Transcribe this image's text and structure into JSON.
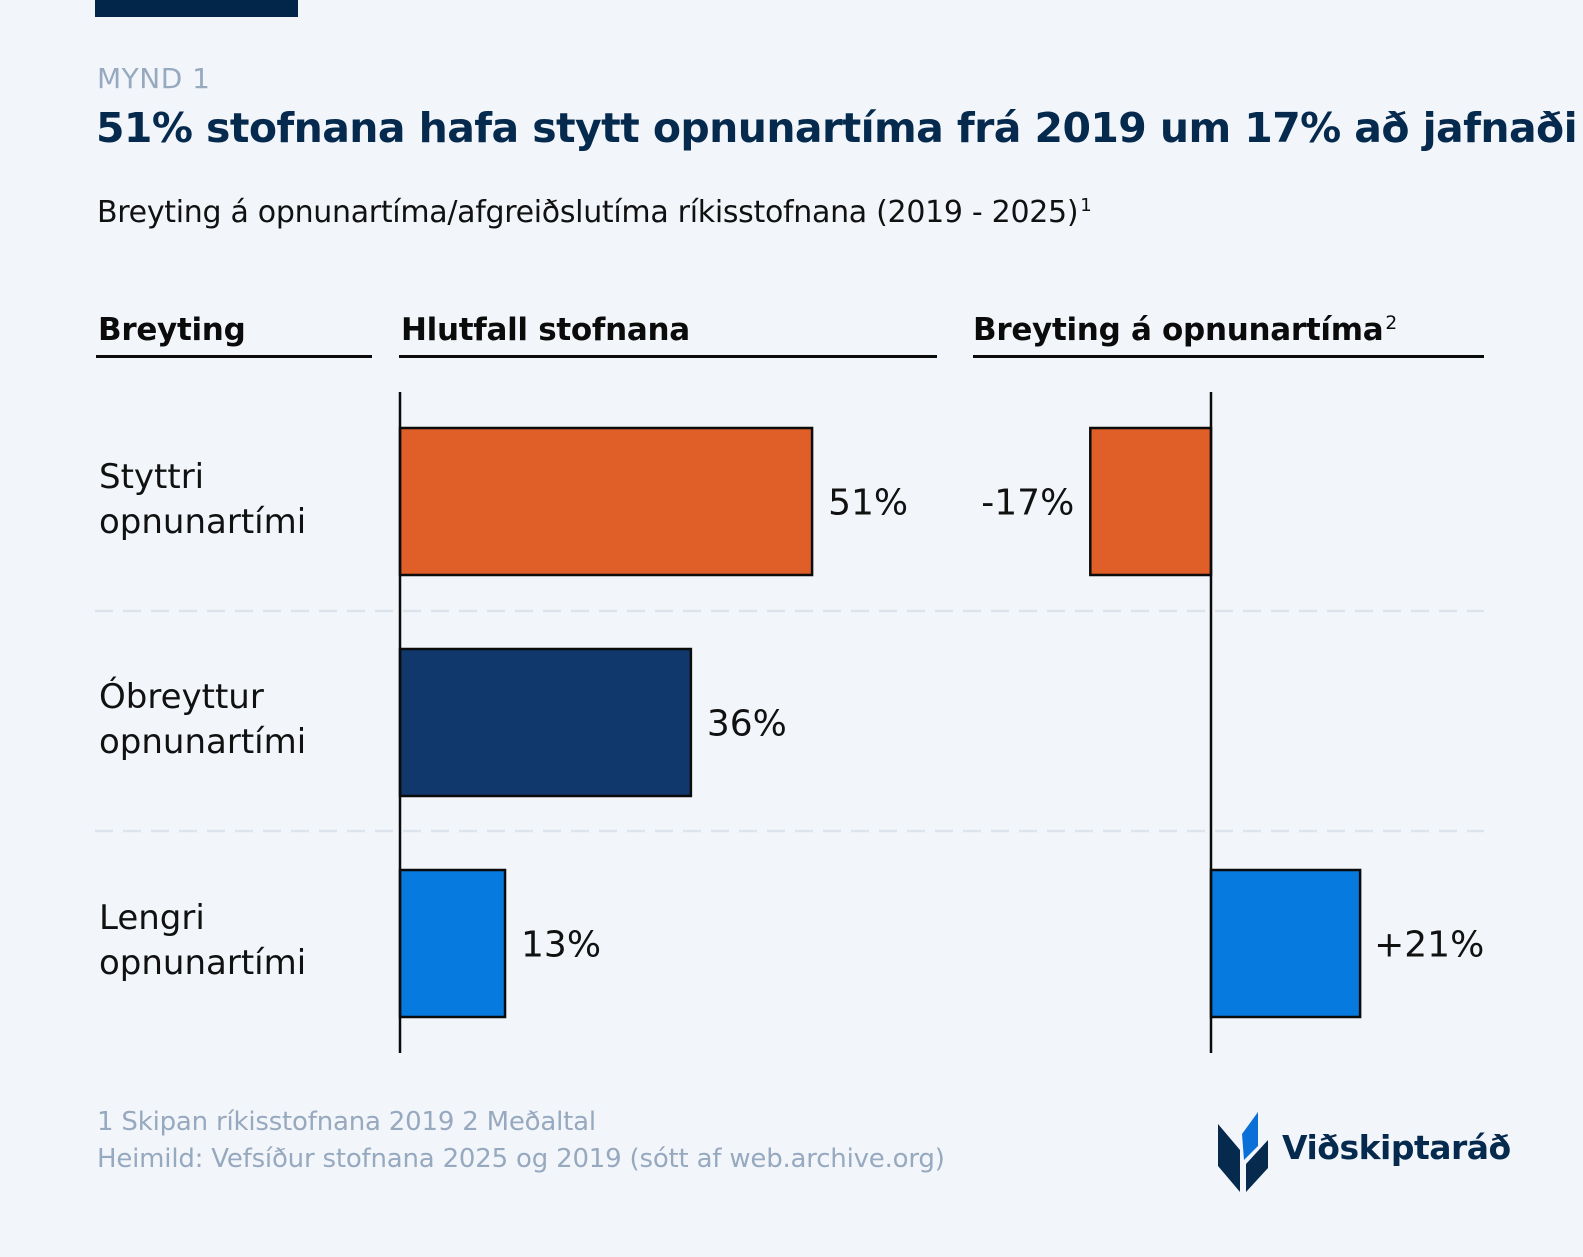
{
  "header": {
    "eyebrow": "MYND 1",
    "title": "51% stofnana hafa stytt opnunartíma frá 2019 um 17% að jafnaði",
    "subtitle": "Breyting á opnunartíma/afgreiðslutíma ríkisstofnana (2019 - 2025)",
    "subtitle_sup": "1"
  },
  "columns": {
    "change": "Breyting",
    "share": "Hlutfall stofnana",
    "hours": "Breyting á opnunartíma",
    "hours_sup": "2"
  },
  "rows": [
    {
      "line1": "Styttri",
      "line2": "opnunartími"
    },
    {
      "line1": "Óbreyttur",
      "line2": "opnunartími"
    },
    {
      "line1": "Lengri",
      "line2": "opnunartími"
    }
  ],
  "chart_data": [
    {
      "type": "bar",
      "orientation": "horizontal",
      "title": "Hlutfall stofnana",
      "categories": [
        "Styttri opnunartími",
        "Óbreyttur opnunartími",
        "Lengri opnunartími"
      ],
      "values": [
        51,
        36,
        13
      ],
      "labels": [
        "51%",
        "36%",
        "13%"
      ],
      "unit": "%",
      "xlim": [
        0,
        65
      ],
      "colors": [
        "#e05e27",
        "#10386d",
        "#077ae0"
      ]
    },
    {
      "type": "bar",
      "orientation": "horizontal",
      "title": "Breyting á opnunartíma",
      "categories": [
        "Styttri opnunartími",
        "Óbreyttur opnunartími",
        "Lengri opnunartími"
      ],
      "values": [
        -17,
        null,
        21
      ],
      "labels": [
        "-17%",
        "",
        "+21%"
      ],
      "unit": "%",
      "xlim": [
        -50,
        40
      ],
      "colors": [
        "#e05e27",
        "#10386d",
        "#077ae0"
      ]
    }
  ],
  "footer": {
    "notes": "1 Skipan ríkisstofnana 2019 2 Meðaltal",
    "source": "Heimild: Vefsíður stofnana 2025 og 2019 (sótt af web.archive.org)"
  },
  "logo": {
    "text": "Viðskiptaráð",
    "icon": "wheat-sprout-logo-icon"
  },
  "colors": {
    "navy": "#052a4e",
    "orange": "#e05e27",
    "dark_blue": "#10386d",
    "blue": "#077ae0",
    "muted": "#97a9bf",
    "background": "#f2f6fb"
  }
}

▶ TASK INSTRUCTIONS: Restate the data above word for word. Skip every picture.

▶ FULL ANSWER:
Transcribe this image's text and structure into JSON.
{
  "header": {
    "eyebrow": "MYND 1",
    "title": "51% stofnana hafa stytt opnunartíma frá 2019 um 17% að jafnaði",
    "subtitle": "Breyting á opnunartíma/afgreiðslutíma ríkisstofnana (2019 - 2025)",
    "subtitle_sup": "1"
  },
  "columns": {
    "change": "Breyting",
    "share": "Hlutfall stofnana",
    "hours": "Breyting á opnunartíma",
    "hours_sup": "2"
  },
  "rows": [
    {
      "line1": "Styttri",
      "line2": "opnunartími"
    },
    {
      "line1": "Óbreyttur",
      "line2": "opnunartími"
    },
    {
      "line1": "Lengri",
      "line2": "opnunartími"
    }
  ],
  "chart_data": [
    {
      "type": "bar",
      "orientation": "horizontal",
      "title": "Hlutfall stofnana",
      "categories": [
        "Styttri opnunartími",
        "Óbreyttur opnunartími",
        "Lengri opnunartími"
      ],
      "values": [
        51,
        36,
        13
      ],
      "labels": [
        "51%",
        "36%",
        "13%"
      ],
      "unit": "%",
      "xlim": [
        0,
        65
      ],
      "colors": [
        "#e05e27",
        "#10386d",
        "#077ae0"
      ]
    },
    {
      "type": "bar",
      "orientation": "horizontal",
      "title": "Breyting á opnunartíma",
      "categories": [
        "Styttri opnunartími",
        "Óbreyttur opnunartími",
        "Lengri opnunartími"
      ],
      "values": [
        -17,
        null,
        21
      ],
      "labels": [
        "-17%",
        "",
        "+21%"
      ],
      "unit": "%",
      "xlim": [
        -50,
        40
      ],
      "colors": [
        "#e05e27",
        "#10386d",
        "#077ae0"
      ]
    }
  ],
  "footer": {
    "notes": "1 Skipan ríkisstofnana 2019 2 Meðaltal",
    "source": "Heimild: Vefsíður stofnana 2025 og 2019 (sótt af web.archive.org)"
  },
  "logo": {
    "text": "Viðskiptaráð",
    "icon": "wheat-sprout-logo-icon"
  },
  "colors": {
    "navy": "#052a4e",
    "orange": "#e05e27",
    "dark_blue": "#10386d",
    "blue": "#077ae0",
    "muted": "#97a9bf",
    "background": "#f2f6fb"
  }
}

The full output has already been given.